Report back each line of the records that contains the string "参考客户对账开票".

Recorded data:
——

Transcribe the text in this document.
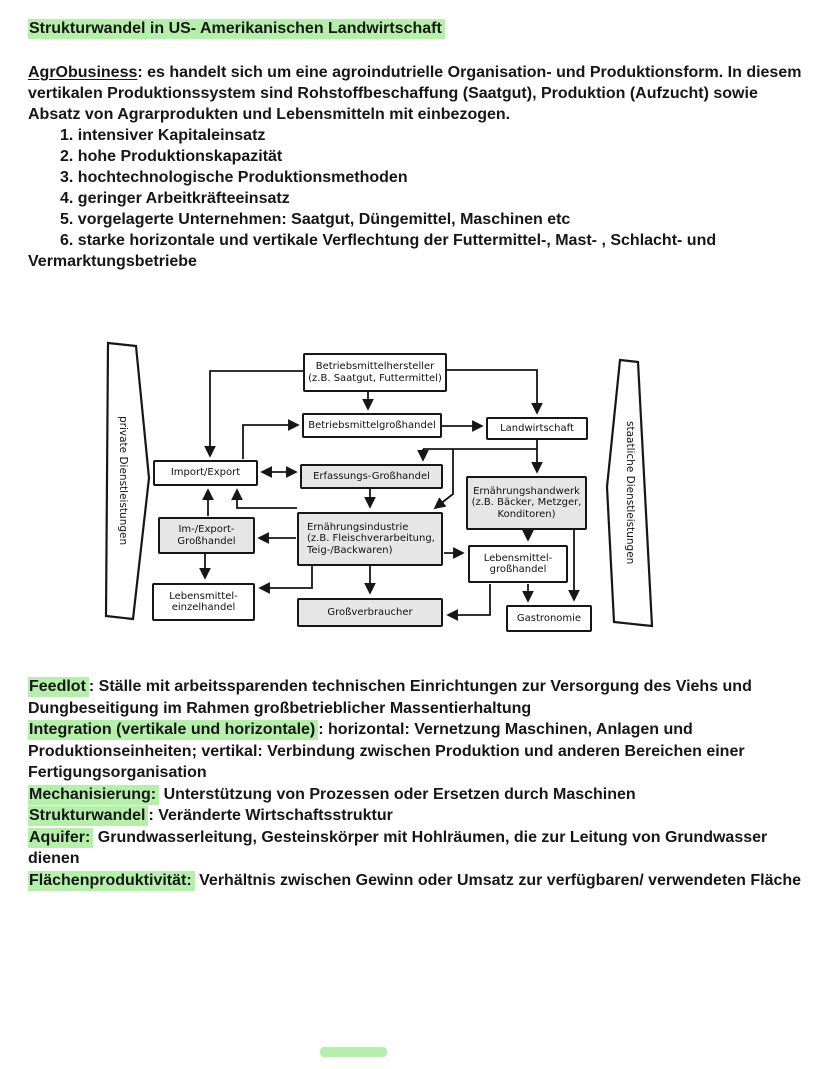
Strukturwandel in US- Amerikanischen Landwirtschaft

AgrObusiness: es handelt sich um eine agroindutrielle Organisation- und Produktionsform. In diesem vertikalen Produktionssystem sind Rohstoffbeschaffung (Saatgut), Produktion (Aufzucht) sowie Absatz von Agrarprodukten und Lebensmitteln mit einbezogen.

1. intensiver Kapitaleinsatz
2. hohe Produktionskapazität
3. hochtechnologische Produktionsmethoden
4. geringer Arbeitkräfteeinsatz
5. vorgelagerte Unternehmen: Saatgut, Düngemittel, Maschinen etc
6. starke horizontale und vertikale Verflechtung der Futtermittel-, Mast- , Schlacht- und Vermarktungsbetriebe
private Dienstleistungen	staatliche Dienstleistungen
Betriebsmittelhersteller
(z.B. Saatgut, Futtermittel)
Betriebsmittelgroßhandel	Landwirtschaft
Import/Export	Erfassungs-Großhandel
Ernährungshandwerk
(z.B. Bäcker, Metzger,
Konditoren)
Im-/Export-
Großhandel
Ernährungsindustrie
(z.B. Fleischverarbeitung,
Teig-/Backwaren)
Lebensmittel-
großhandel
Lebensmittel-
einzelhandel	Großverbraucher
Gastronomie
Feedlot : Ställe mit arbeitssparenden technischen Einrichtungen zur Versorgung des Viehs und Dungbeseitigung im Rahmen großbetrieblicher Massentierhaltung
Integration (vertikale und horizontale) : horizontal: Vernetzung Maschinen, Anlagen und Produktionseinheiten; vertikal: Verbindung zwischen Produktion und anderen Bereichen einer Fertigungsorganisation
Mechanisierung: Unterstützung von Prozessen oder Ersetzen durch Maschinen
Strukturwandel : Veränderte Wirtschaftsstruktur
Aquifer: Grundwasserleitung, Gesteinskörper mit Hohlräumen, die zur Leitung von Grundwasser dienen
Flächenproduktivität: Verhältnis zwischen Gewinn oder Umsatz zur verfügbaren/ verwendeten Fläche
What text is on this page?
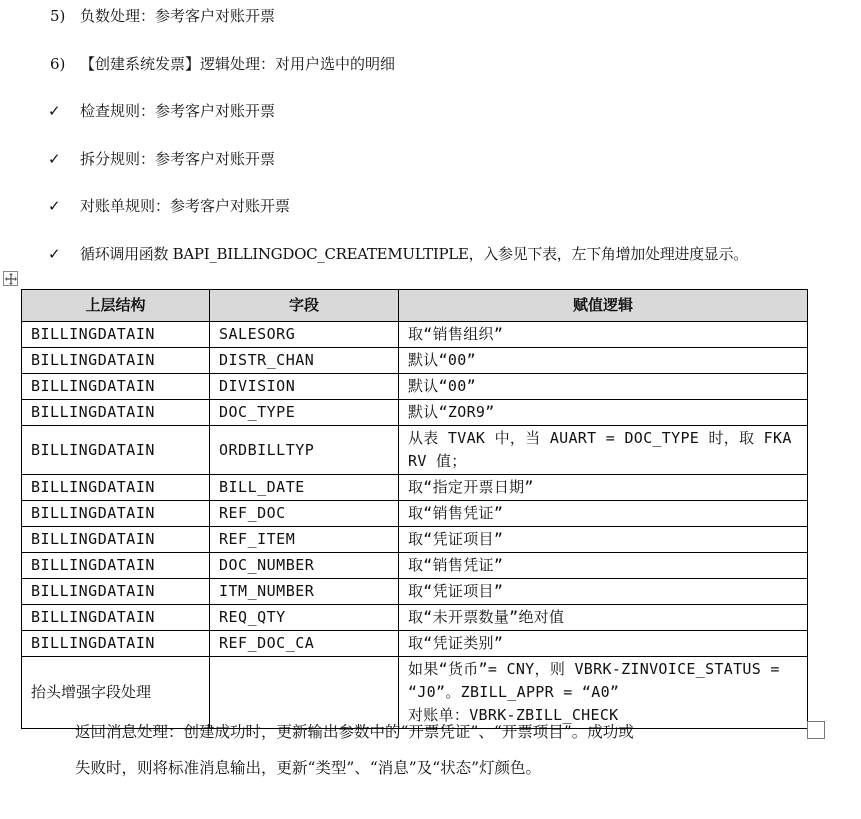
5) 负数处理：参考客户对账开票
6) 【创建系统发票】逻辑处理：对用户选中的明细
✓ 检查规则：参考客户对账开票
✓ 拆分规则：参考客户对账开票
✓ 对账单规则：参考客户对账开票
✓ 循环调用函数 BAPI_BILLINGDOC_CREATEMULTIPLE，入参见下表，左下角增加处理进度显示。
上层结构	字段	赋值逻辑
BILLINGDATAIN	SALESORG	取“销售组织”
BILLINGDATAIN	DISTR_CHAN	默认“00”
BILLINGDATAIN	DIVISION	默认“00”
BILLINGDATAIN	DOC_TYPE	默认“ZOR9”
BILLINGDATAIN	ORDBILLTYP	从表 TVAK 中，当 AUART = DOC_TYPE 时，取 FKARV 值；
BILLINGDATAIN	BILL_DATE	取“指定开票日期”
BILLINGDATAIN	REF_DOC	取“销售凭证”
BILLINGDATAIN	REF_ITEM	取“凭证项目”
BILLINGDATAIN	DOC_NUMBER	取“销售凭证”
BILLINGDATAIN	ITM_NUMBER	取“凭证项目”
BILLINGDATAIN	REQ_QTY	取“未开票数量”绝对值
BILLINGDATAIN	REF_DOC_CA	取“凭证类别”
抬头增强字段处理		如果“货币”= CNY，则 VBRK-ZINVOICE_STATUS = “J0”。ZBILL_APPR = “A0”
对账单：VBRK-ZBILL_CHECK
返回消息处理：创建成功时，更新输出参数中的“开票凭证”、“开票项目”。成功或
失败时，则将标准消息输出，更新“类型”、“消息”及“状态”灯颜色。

——

■ **EXERCISE RESPONSE**
5) 负数处理：参考客户对账开票
✓ 检查规则：参考客户对账开票
✓ 拆分规则：参考客户对账开票
✓ 对账单规则：参考客户对账开票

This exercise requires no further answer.